***** Input material

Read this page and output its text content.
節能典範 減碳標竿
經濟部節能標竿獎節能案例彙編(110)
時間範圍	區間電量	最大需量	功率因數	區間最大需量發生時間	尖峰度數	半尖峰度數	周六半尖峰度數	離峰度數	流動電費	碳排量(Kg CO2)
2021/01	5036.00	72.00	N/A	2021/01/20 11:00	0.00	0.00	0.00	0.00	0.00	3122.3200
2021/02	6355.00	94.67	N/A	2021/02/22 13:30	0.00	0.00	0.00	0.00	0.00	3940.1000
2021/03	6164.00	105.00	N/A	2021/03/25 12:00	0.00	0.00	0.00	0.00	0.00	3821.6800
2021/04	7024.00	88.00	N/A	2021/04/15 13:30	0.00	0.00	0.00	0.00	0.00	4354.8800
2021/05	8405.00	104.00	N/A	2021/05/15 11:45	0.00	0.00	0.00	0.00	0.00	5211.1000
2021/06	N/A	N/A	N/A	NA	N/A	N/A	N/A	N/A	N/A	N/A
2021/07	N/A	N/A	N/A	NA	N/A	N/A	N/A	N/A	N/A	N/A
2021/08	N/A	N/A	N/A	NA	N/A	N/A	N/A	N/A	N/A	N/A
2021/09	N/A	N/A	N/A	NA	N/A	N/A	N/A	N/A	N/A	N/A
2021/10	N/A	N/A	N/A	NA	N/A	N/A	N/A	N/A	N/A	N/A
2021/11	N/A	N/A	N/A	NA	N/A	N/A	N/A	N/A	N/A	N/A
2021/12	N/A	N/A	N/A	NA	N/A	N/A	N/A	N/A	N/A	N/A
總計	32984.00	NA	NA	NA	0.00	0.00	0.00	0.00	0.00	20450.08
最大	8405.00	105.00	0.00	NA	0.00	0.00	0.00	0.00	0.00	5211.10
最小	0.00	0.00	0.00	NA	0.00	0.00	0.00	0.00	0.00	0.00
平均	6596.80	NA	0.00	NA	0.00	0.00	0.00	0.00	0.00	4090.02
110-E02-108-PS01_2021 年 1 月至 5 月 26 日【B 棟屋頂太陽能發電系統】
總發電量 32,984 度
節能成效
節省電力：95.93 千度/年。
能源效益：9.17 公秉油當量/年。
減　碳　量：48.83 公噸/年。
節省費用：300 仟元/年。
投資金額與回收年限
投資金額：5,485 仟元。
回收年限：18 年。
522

**********

Direction —
Print the records once more, exactly as they were given.

Response —
Read this page and output its text content.
節能典範 減碳標竿
經濟部節能標竿獎節能案例彙編(110)
時間範圍	區間電量	最大需量	功率因數	區間最大需量發生時間	尖峰度數	半尖峰度數	周六半尖峰度數	離峰度數	流動電費	碳排量(Kg CO2)
2021/01	5036.00	72.00	N/A	2021/01/20 11:00	0.00	0.00	0.00	0.00	0.00	3122.3200
2021/02	6355.00	94.67	N/A	2021/02/22 13:30	0.00	0.00	0.00	0.00	0.00	3940.1000
2021/03	6164.00	105.00	N/A	2021/03/25 12:00	0.00	0.00	0.00	0.00	0.00	3821.6800
2021/04	7024.00	88.00	N/A	2021/04/15 13:30	0.00	0.00	0.00	0.00	0.00	4354.8800
2021/05	8405.00	104.00	N/A	2021/05/15 11:45	0.00	0.00	0.00	0.00	0.00	5211.1000
2021/06	N/A	N/A	N/A	NA	N/A	N/A	N/A	N/A	N/A	N/A
2021/07	N/A	N/A	N/A	NA	N/A	N/A	N/A	N/A	N/A	N/A
2021/08	N/A	N/A	N/A	NA	N/A	N/A	N/A	N/A	N/A	N/A
2021/09	N/A	N/A	N/A	NA	N/A	N/A	N/A	N/A	N/A	N/A
2021/10	N/A	N/A	N/A	NA	N/A	N/A	N/A	N/A	N/A	N/A
2021/11	N/A	N/A	N/A	NA	N/A	N/A	N/A	N/A	N/A	N/A
2021/12	N/A	N/A	N/A	NA	N/A	N/A	N/A	N/A	N/A	N/A
總計	32984.00	NA	NA	NA	0.00	0.00	0.00	0.00	0.00	20450.08
最大	8405.00	105.00	0.00	NA	0.00	0.00	0.00	0.00	0.00	5211.10
最小	0.00	0.00	0.00	NA	0.00	0.00	0.00	0.00	0.00	0.00
平均	6596.80	NA	0.00	NA	0.00	0.00	0.00	0.00	0.00	4090.02
110-E02-108-PS01_2021 年 1 月至 5 月 26 日【B 棟屋頂太陽能發電系統】
總發電量 32,984 度
節能成效
節省電力：95.93 千度/年。
能源效益：9.17 公秉油當量/年。
減　碳　量：48.83 公噸/年。
節省費用：300 仟元/年。
投資金額與回收年限
投資金額：5,485 仟元。
回收年限：18 年。
522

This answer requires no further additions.